▶ Task description
Print all the records exactly, please.

▶ Data excerpts
===============

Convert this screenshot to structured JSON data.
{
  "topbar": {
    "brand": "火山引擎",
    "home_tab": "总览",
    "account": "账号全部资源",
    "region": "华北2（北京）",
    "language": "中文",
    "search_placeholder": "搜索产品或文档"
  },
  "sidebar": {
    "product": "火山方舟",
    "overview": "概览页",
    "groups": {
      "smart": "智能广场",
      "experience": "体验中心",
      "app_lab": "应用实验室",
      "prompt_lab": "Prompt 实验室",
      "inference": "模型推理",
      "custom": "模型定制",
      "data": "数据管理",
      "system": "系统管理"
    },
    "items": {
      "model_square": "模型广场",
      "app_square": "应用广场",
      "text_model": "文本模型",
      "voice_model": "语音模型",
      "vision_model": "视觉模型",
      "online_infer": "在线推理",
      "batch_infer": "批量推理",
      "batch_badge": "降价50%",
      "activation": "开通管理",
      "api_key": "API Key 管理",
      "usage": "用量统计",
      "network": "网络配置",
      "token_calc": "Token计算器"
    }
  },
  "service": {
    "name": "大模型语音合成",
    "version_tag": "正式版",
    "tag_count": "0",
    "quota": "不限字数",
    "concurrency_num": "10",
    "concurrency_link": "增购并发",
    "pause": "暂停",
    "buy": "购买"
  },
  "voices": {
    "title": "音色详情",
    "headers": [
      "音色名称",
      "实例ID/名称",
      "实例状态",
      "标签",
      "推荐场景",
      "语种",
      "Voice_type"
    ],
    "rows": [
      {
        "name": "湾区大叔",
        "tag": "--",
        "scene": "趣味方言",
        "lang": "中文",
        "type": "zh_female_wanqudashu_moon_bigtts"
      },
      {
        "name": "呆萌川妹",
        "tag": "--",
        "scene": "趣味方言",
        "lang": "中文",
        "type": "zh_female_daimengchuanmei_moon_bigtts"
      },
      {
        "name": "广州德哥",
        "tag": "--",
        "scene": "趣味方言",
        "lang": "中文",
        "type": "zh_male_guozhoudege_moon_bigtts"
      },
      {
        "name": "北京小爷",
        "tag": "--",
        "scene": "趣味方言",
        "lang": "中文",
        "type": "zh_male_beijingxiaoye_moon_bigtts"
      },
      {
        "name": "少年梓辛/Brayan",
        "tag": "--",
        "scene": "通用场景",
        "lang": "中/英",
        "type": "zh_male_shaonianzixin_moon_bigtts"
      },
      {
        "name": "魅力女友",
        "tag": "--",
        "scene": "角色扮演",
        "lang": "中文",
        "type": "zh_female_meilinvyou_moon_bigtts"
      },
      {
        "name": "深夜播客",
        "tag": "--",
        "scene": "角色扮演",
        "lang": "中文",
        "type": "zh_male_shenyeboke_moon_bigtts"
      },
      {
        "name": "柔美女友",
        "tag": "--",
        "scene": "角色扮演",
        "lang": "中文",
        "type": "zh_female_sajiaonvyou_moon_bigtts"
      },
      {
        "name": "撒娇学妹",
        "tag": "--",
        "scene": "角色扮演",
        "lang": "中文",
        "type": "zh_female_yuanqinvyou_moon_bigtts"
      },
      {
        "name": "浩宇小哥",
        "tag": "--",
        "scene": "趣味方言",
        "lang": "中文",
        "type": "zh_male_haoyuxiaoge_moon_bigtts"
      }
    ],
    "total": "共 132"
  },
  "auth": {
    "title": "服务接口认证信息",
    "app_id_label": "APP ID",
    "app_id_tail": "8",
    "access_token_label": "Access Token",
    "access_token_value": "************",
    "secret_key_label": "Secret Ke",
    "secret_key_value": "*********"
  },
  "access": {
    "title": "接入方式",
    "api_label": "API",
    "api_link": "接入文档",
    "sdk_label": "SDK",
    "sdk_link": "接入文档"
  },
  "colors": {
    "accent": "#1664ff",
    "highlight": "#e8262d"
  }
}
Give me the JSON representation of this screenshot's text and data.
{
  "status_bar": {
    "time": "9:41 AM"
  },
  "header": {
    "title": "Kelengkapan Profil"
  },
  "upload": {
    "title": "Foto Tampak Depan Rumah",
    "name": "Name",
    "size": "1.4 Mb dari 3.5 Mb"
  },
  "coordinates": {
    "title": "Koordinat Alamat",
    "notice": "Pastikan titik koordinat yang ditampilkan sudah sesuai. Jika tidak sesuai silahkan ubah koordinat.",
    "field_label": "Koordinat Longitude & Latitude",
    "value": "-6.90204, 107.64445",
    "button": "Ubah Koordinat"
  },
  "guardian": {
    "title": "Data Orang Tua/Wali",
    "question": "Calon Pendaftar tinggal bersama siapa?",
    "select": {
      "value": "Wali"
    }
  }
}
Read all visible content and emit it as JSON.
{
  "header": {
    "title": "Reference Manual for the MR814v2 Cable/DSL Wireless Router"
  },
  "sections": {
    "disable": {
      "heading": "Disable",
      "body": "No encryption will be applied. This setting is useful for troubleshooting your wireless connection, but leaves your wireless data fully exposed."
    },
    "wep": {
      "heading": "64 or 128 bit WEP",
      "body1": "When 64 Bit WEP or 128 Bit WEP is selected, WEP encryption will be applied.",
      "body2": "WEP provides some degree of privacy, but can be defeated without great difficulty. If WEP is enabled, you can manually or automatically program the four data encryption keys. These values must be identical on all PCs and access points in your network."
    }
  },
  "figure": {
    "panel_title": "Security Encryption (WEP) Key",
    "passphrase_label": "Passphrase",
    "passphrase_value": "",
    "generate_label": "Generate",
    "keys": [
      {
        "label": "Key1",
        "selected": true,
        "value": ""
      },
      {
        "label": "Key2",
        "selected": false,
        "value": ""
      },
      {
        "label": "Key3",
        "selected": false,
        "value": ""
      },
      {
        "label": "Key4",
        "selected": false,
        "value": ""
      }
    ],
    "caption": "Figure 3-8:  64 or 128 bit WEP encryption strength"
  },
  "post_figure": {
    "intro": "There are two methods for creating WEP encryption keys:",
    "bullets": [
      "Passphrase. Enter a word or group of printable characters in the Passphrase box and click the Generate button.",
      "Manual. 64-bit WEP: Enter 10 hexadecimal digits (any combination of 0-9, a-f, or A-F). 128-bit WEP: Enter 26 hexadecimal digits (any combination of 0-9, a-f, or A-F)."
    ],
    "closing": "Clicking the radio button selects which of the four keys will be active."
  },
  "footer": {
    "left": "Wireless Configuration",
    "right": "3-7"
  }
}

===============

▶ Result of the task
Convert this screenshot to structured JSON data.
{
  "topbar": {
    "brand": "火山引擎",
    "home_tab": "总览",
    "account": "账号全部资源",
    "region": "华北2（北京）",
    "language": "中文",
    "search_placeholder": "搜索产品或文档"
  },
  "sidebar": {
    "product": "火山方舟",
    "overview": "概览页",
    "groups": {
      "smart": "智能广场",
      "experience": "体验中心",
      "app_lab": "应用实验室",
      "prompt_lab": "Prompt 实验室",
      "inference": "模型推理",
      "custom": "模型定制",
      "data": "数据管理",
      "system": "系统管理"
    },
    "items": {
      "model_square": "模型广场",
      "app_square": "应用广场",
      "text_model": "文本模型",
      "voice_model": "语音模型",
      "vision_model": "视觉模型",
      "online_infer": "在线推理",
      "batch_infer": "批量推理",
      "batch_badge": "降价50%",
      "activation": "开通管理",
      "api_key": "API Key 管理",
      "usage": "用量统计",
      "network": "网络配置",
      "token_calc": "Token计算器"
    }
  },
  "service": {
    "name": "大模型语音合成",
    "version_tag": "正式版",
    "tag_count": "0",
    "quota": "不限字数",
    "concurrency_num": "10",
    "concurrency_link": "增购并发",
    "pause": "暂停",
    "buy": "购买"
  },
  "voices": {
    "title": "音色详情",
    "headers": [
      "音色名称",
      "实例ID/名称",
      "实例状态",
      "标签",
      "推荐场景",
      "语种",
      "Voice_type"
    ],
    "rows": [
      {
        "name": "湾区大叔",
        "tag": "--",
        "scene": "趣味方言",
        "lang": "中文",
        "type": "zh_female_wanqudashu_moon_bigtts"
      },
      {
        "name": "呆萌川妹",
        "tag": "--",
        "scene": "趣味方言",
        "lang": "中文",
        "type": "zh_female_daimengchuanmei_moon_bigtts"
      },
      {
        "name": "广州德哥",
        "tag": "--",
        "scene": "趣味方言",
        "lang": "中文",
        "type": "zh_male_guozhoudege_moon_bigtts"
      },
      {
        "name": "北京小爷",
        "tag": "--",
        "scene": "趣味方言",
        "lang": "中文",
        "type": "zh_male_beijingxiaoye_moon_bigtts"
      },
      {
        "name": "少年梓辛/Brayan",
        "tag": "--",
        "scene": "通用场景",
        "lang": "中/英",
        "type": "zh_male_shaonianzixin_moon_bigtts"
      },
      {
        "name": "魅力女友",
        "tag": "--",
        "scene": "角色扮演",
        "lang": "中文",
        "type": "zh_female_meilinvyou_moon_bigtts"
      },
      {
        "name": "深夜播客",
        "tag": "--",
        "scene": "角色扮演",
        "lang": "中文",
        "type": "zh_male_shenyeboke_moon_bigtts"
      },
      {
        "name": "柔美女友",
        "tag": "--",
        "scene": "角色扮演",
        "lang": "中文",
        "type": "zh_female_sajiaonvyou_moon_bigtts"
      },
      {
        "name": "撒娇学妹",
        "tag": "--",
        "scene": "角色扮演",
        "lang": "中文",
        "type": "zh_female_yuanqinvyou_moon_bigtts"
      },
      {
        "name": "浩宇小哥",
        "tag": "--",
        "scene": "趣味方言",
        "lang": "中文",
        "type": "zh_male_haoyuxiaoge_moon_bigtts"
      }
    ],
    "total": "共 132"
  },
  "auth": {
    "title": "服务接口认证信息",
    "app_id_label": "APP ID",
    "app_id_tail": "8",
    "access_token_label": "Access Token",
    "access_token_value": "************",
    "secret_key_label": "Secret Ke",
    "secret_key_value": "*********"
  },
  "access": {
    "title": "接入方式",
    "api_label": "API",
    "api_link": "接入文档",
    "sdk_label": "SDK",
    "sdk_link": "接入文档"
  },
  "colors": {
    "accent": "#1664ff",
    "highlight": "#e8262d"
  }
}
Give me the JSON representation of this screenshot's text and data.
{
  "status_bar": {
    "time": "9:41 AM"
  },
  "header": {
    "title": "Kelengkapan Profil"
  },
  "upload": {
    "title": "Foto Tampak Depan Rumah",
    "name": "Name",
    "size": "1.4 Mb dari 3.5 Mb"
  },
  "coordinates": {
    "title": "Koordinat Alamat",
    "notice": "Pastikan titik koordinat yang ditampilkan sudah sesuai. Jika tidak sesuai silahkan ubah koordinat.",
    "field_label": "Koordinat Longitude & Latitude",
    "value": "-6.90204, 107.64445",
    "button": "Ubah Koordinat"
  },
  "guardian": {
    "title": "Data Orang Tua/Wali",
    "question": "Calon Pendaftar tinggal bersama siapa?",
    "select": {
      "value": "Wali"
    }
  }
}
Read all visible content and emit it as JSON.
{
  "header": {
    "title": "Reference Manual for the MR814v2 Cable/DSL Wireless Router"
  },
  "sections": {
    "disable": {
      "heading": "Disable",
      "body": "No encryption will be applied. This setting is useful for troubleshooting your wireless connection, but leaves your wireless data fully exposed."
    },
    "wep": {
      "heading": "64 or 128 bit WEP",
      "body1": "When 64 Bit WEP or 128 Bit WEP is selected, WEP encryption will be applied.",
      "body2": "WEP provides some degree of privacy, but can be defeated without great difficulty. If WEP is enabled, you can manually or automatically program the four data encryption keys. These values must be identical on all PCs and access points in your network."
    }
  },
  "figure": {
    "panel_title": "Security Encryption (WEP) Key",
    "passphrase_label": "Passphrase",
    "passphrase_value": "",
    "generate_label": "Generate",
    "keys": [
      {
        "label": "Key1",
        "selected": true,
        "value": ""
      },
      {
        "label": "Key2",
        "selected": false,
        "value": ""
      },
      {
        "label": "Key3",
        "selected": false,
        "value": ""
      },
      {
        "label": "Key4",
        "selected": false,
        "value": ""
      }
    ],
    "caption": "Figure 3-8:  64 or 128 bit WEP encryption strength"
  },
  "post_figure": {
    "intro": "There are two methods for creating WEP encryption keys:",
    "bullets": [
      "Passphrase. Enter a word or group of printable characters in the Passphrase box and click the Generate button.",
      "Manual. 64-bit WEP: Enter 10 hexadecimal digits (any combination of 0-9, a-f, or A-F). 128-bit WEP: Enter 26 hexadecimal digits (any combination of 0-9, a-f, or A-F)."
    ],
    "closing": "Clicking the radio button selects which of the four keys will be active."
  },
  "footer": {
    "left": "Wireless Configuration",
    "right": "3-7"
  }
}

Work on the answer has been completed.